* _Problem requirements_:
Each line below should be reproduced without any alteration.

•••

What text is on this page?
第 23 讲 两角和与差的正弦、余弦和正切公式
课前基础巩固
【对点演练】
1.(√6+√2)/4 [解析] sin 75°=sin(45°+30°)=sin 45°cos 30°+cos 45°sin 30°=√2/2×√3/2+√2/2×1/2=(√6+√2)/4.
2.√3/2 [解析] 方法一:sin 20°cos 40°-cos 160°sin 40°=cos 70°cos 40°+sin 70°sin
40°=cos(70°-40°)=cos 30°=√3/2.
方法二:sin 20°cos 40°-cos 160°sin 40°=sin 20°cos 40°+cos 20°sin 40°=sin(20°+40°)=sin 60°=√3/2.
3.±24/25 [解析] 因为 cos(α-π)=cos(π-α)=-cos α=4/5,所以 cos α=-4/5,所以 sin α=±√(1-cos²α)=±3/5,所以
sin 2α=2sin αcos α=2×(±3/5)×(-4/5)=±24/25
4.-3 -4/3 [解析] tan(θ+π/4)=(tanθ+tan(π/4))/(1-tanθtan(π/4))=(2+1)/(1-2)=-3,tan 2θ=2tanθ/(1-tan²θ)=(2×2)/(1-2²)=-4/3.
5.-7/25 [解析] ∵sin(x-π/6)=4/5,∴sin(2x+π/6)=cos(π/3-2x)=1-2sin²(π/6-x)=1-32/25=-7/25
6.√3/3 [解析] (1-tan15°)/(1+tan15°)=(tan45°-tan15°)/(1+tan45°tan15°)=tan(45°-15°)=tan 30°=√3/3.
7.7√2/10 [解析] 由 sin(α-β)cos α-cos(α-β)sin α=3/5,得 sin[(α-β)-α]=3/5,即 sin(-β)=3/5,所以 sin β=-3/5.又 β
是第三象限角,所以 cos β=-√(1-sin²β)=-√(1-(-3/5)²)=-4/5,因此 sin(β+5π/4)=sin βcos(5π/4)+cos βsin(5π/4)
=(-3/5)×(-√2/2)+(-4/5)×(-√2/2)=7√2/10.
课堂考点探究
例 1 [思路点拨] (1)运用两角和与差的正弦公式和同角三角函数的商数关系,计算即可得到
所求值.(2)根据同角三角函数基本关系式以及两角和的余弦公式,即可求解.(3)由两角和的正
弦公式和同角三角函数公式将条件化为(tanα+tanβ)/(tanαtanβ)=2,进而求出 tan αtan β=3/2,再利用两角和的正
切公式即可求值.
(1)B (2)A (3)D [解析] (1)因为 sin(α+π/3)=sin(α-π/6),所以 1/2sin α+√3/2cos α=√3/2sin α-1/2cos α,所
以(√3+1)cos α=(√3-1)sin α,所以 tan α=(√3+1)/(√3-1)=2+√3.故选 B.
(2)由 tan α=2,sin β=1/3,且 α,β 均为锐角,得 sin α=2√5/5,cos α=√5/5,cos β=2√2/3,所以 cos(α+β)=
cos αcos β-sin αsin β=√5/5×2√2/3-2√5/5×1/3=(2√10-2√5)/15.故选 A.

•••

* _The output_:
What text is on this page?
第 23 讲 两角和与差的正弦、余弦和正切公式
课前基础巩固
【对点演练】
1.(√6+√2)/4 [解析] sin 75°=sin(45°+30°)=sin 45°cos 30°+cos 45°sin 30°=√2/2×√3/2+√2/2×1/2=(√6+√2)/4.
2.√3/2 [解析] 方法一:sin 20°cos 40°-cos 160°sin 40°=cos 70°cos 40°+sin 70°sin
40°=cos(70°-40°)=cos 30°=√3/2.
方法二:sin 20°cos 40°-cos 160°sin 40°=sin 20°cos 40°+cos 20°sin 40°=sin(20°+40°)=sin 60°=√3/2.
3.±24/25 [解析] 因为 cos(α-π)=cos(π-α)=-cos α=4/5,所以 cos α=-4/5,所以 sin α=±√(1-cos²α)=±3/5,所以
sin 2α=2sin αcos α=2×(±3/5)×(-4/5)=±24/25
4.-3 -4/3 [解析] tan(θ+π/4)=(tanθ+tan(π/4))/(1-tanθtan(π/4))=(2+1)/(1-2)=-3,tan 2θ=2tanθ/(1-tan²θ)=(2×2)/(1-2²)=-4/3.
5.-7/25 [解析] ∵sin(x-π/6)=4/5,∴sin(2x+π/6)=cos(π/3-2x)=1-2sin²(π/6-x)=1-32/25=-7/25
6.√3/3 [解析] (1-tan15°)/(1+tan15°)=(tan45°-tan15°)/(1+tan45°tan15°)=tan(45°-15°)=tan 30°=√3/3.
7.7√2/10 [解析] 由 sin(α-β)cos α-cos(α-β)sin α=3/5,得 sin[(α-β)-α]=3/5,即 sin(-β)=3/5,所以 sin β=-3/5.又 β
是第三象限角,所以 cos β=-√(1-sin²β)=-√(1-(-3/5)²)=-4/5,因此 sin(β+5π/4)=sin βcos(5π/4)+cos βsin(5π/4)
=(-3/5)×(-√2/2)+(-4/5)×(-√2/2)=7√2/10.
课堂考点探究
例 1 [思路点拨] (1)运用两角和与差的正弦公式和同角三角函数的商数关系,计算即可得到
所求值.(2)根据同角三角函数基本关系式以及两角和的余弦公式,即可求解.(3)由两角和的正
弦公式和同角三角函数公式将条件化为(tanα+tanβ)/(tanαtanβ)=2,进而求出 tan αtan β=3/2,再利用两角和的正
切公式即可求值.
(1)B (2)A (3)D [解析] (1)因为 sin(α+π/3)=sin(α-π/6),所以 1/2sin α+√3/2cos α=√3/2sin α-1/2cos α,所
以(√3+1)cos α=(√3-1)sin α,所以 tan α=(√3+1)/(√3-1)=2+√3.故选 B.
(2)由 tan α=2,sin β=1/3,且 α,β 均为锐角,得 sin α=2√5/5,cos α=√5/5,cos β=2√2/3,所以 cos(α+β)=
cos αcos β-sin αsin β=√5/5×2√2/3-2√5/5×1/3=(2√10-2√5)/15.故选 A.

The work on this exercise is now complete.